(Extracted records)
** BEGIN **
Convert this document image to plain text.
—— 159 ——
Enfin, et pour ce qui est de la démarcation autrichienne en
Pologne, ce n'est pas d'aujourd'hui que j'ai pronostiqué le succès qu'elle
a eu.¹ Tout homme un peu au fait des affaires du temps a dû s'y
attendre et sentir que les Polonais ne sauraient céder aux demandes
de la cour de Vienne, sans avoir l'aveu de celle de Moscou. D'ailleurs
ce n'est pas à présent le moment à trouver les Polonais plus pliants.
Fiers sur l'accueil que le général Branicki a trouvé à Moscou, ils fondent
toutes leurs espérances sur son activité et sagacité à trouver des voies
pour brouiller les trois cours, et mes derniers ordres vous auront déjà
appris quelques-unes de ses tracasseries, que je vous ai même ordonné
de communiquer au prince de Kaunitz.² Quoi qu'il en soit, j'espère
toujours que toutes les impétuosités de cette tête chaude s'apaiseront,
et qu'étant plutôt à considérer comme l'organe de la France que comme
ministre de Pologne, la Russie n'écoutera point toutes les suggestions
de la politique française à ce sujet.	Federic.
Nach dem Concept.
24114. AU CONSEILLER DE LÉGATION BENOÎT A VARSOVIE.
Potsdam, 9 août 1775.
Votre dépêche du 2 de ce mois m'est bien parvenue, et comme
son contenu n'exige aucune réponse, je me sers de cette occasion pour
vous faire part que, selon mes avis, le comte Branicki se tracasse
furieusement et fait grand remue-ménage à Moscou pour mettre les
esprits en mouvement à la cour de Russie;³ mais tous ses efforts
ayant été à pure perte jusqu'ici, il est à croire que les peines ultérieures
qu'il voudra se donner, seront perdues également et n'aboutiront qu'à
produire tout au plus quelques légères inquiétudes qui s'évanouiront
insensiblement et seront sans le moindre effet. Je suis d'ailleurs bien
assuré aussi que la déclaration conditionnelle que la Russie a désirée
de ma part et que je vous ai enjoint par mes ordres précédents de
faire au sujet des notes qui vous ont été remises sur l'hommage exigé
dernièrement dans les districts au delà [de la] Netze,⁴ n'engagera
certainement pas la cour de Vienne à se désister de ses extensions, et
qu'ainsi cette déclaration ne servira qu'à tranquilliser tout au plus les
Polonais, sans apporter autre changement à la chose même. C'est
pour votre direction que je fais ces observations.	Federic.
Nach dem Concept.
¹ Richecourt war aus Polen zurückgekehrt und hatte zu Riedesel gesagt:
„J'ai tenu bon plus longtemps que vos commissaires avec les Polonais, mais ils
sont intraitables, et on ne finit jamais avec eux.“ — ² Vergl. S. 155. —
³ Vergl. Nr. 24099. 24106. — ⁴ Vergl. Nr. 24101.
** END **
## Written instruction
Extract every record. Keep wording exact.

## Task solution
Convert this document image to plain text.
—— 159 ——
Enfin, et pour ce qui est de la démarcation autrichienne en
Pologne, ce n'est pas d'aujourd'hui que j'ai pronostiqué le succès qu'elle
a eu.¹ Tout homme un peu au fait des affaires du temps a dû s'y
attendre et sentir que les Polonais ne sauraient céder aux demandes
de la cour de Vienne, sans avoir l'aveu de celle de Moscou. D'ailleurs
ce n'est pas à présent le moment à trouver les Polonais plus pliants.
Fiers sur l'accueil que le général Branicki a trouvé à Moscou, ils fondent
toutes leurs espérances sur son activité et sagacité à trouver des voies
pour brouiller les trois cours, et mes derniers ordres vous auront déjà
appris quelques-unes de ses tracasseries, que je vous ai même ordonné
de communiquer au prince de Kaunitz.² Quoi qu'il en soit, j'espère
toujours que toutes les impétuosités de cette tête chaude s'apaiseront,
et qu'étant plutôt à considérer comme l'organe de la France que comme
ministre de Pologne, la Russie n'écoutera point toutes les suggestions
de la politique française à ce sujet.	Federic.
Nach dem Concept.
24114. AU CONSEILLER DE LÉGATION BENOÎT A VARSOVIE.
Potsdam, 9 août 1775.
Votre dépêche du 2 de ce mois m'est bien parvenue, et comme
son contenu n'exige aucune réponse, je me sers de cette occasion pour
vous faire part que, selon mes avis, le comte Branicki se tracasse
furieusement et fait grand remue-ménage à Moscou pour mettre les
esprits en mouvement à la cour de Russie;³ mais tous ses efforts
ayant été à pure perte jusqu'ici, il est à croire que les peines ultérieures
qu'il voudra se donner, seront perdues également et n'aboutiront qu'à
produire tout au plus quelques légères inquiétudes qui s'évanouiront
insensiblement et seront sans le moindre effet. Je suis d'ailleurs bien
assuré aussi que la déclaration conditionnelle que la Russie a désirée
de ma part et que je vous ai enjoint par mes ordres précédents de
faire au sujet des notes qui vous ont été remises sur l'hommage exigé
dernièrement dans les districts au delà [de la] Netze,⁴ n'engagera
certainement pas la cour de Vienne à se désister de ses extensions, et
qu'ainsi cette déclaration ne servira qu'à tranquilliser tout au plus les
Polonais, sans apporter autre changement à la chose même. C'est
pour votre direction que je fais ces observations.	Federic.
Nach dem Concept.
¹ Richecourt war aus Polen zurückgekehrt und hatte zu Riedesel gesagt:
„J'ai tenu bon plus longtemps que vos commissaires avec les Polonais, mais ils
sont intraitables, et on ne finit jamais avec eux.“ — ² Vergl. S. 155. —
³ Vergl. Nr. 24099. 24106. — ⁴ Vergl. Nr. 24101.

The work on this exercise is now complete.